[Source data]
[start]

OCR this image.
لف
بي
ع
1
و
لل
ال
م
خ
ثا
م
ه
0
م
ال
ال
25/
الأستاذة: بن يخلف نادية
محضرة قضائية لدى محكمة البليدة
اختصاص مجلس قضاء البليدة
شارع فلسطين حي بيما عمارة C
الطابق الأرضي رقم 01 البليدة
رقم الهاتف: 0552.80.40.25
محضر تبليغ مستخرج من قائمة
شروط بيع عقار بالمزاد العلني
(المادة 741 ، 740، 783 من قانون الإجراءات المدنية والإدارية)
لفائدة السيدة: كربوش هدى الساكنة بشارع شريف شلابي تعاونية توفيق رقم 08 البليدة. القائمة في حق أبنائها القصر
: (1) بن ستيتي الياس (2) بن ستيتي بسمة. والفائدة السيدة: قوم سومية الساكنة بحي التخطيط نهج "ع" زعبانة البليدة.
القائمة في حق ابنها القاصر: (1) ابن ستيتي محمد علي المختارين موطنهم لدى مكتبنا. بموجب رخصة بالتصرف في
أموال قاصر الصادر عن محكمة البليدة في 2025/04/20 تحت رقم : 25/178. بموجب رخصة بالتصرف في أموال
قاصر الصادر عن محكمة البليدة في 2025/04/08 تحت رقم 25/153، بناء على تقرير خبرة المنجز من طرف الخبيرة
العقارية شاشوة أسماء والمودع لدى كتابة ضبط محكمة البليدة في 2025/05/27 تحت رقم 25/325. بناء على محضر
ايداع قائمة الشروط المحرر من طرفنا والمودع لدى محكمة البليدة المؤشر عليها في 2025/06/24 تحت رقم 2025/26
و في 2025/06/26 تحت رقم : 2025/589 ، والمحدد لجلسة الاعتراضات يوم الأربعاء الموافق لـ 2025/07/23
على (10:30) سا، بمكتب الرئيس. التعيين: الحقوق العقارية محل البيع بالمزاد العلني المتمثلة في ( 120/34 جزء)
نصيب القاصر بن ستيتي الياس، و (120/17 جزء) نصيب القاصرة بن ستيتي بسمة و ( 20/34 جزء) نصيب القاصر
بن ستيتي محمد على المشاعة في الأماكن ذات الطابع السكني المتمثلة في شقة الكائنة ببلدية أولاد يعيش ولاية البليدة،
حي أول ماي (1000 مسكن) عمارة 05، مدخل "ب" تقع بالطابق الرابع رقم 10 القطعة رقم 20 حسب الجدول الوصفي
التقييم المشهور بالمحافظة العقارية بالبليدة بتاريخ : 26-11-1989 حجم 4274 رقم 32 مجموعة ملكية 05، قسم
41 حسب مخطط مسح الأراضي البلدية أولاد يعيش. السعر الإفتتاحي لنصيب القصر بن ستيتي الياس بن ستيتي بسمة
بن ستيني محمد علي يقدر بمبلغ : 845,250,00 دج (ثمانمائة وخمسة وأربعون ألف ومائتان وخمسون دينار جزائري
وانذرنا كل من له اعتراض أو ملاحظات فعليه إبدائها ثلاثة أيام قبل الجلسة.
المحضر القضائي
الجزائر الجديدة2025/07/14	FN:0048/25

[end]

Give back each line above precisely as it stands.

OCR this image.
لف
بي
ع
1
و
لل
ال
م
خ
ثا
م
ه
0
م
ال
ال
25/
الأستاذة: بن يخلف نادية
محضرة قضائية لدى محكمة البليدة
اختصاص مجلس قضاء البليدة
شارع فلسطين حي بيما عمارة C
الطابق الأرضي رقم 01 البليدة
رقم الهاتف: 0552.80.40.25
محضر تبليغ مستخرج من قائمة
شروط بيع عقار بالمزاد العلني
(المادة 741 ، 740، 783 من قانون الإجراءات المدنية والإدارية)
لفائدة السيدة: كربوش هدى الساكنة بشارع شريف شلابي تعاونية توفيق رقم 08 البليدة. القائمة في حق أبنائها القصر
: (1) بن ستيتي الياس (2) بن ستيتي بسمة. والفائدة السيدة: قوم سومية الساكنة بحي التخطيط نهج "ع" زعبانة البليدة.
القائمة في حق ابنها القاصر: (1) ابن ستيتي محمد علي المختارين موطنهم لدى مكتبنا. بموجب رخصة بالتصرف في
أموال قاصر الصادر عن محكمة البليدة في 2025/04/20 تحت رقم : 25/178. بموجب رخصة بالتصرف في أموال
قاصر الصادر عن محكمة البليدة في 2025/04/08 تحت رقم 25/153، بناء على تقرير خبرة المنجز من طرف الخبيرة
العقارية شاشوة أسماء والمودع لدى كتابة ضبط محكمة البليدة في 2025/05/27 تحت رقم 25/325. بناء على محضر
ايداع قائمة الشروط المحرر من طرفنا والمودع لدى محكمة البليدة المؤشر عليها في 2025/06/24 تحت رقم 2025/26
و في 2025/06/26 تحت رقم : 2025/589 ، والمحدد لجلسة الاعتراضات يوم الأربعاء الموافق لـ 2025/07/23
على (10:30) سا، بمكتب الرئيس. التعيين: الحقوق العقارية محل البيع بالمزاد العلني المتمثلة في ( 120/34 جزء)
نصيب القاصر بن ستيتي الياس، و (120/17 جزء) نصيب القاصرة بن ستيتي بسمة و ( 20/34 جزء) نصيب القاصر
بن ستيتي محمد على المشاعة في الأماكن ذات الطابع السكني المتمثلة في شقة الكائنة ببلدية أولاد يعيش ولاية البليدة،
حي أول ماي (1000 مسكن) عمارة 05، مدخل "ب" تقع بالطابق الرابع رقم 10 القطعة رقم 20 حسب الجدول الوصفي
التقييم المشهور بالمحافظة العقارية بالبليدة بتاريخ : 26-11-1989 حجم 4274 رقم 32 مجموعة ملكية 05، قسم
41 حسب مخطط مسح الأراضي البلدية أولاد يعيش. السعر الإفتتاحي لنصيب القصر بن ستيتي الياس بن ستيتي بسمة
بن ستيني محمد علي يقدر بمبلغ : 845,250,00 دج (ثمانمائة وخمسة وأربعون ألف ومائتان وخمسون دينار جزائري
وانذرنا كل من له اعتراض أو ملاحظات فعليه إبدائها ثلاثة أيام قبل الجلسة.
المحضر القضائي
الجزائر الجديدة2025/07/14	FN:0048/25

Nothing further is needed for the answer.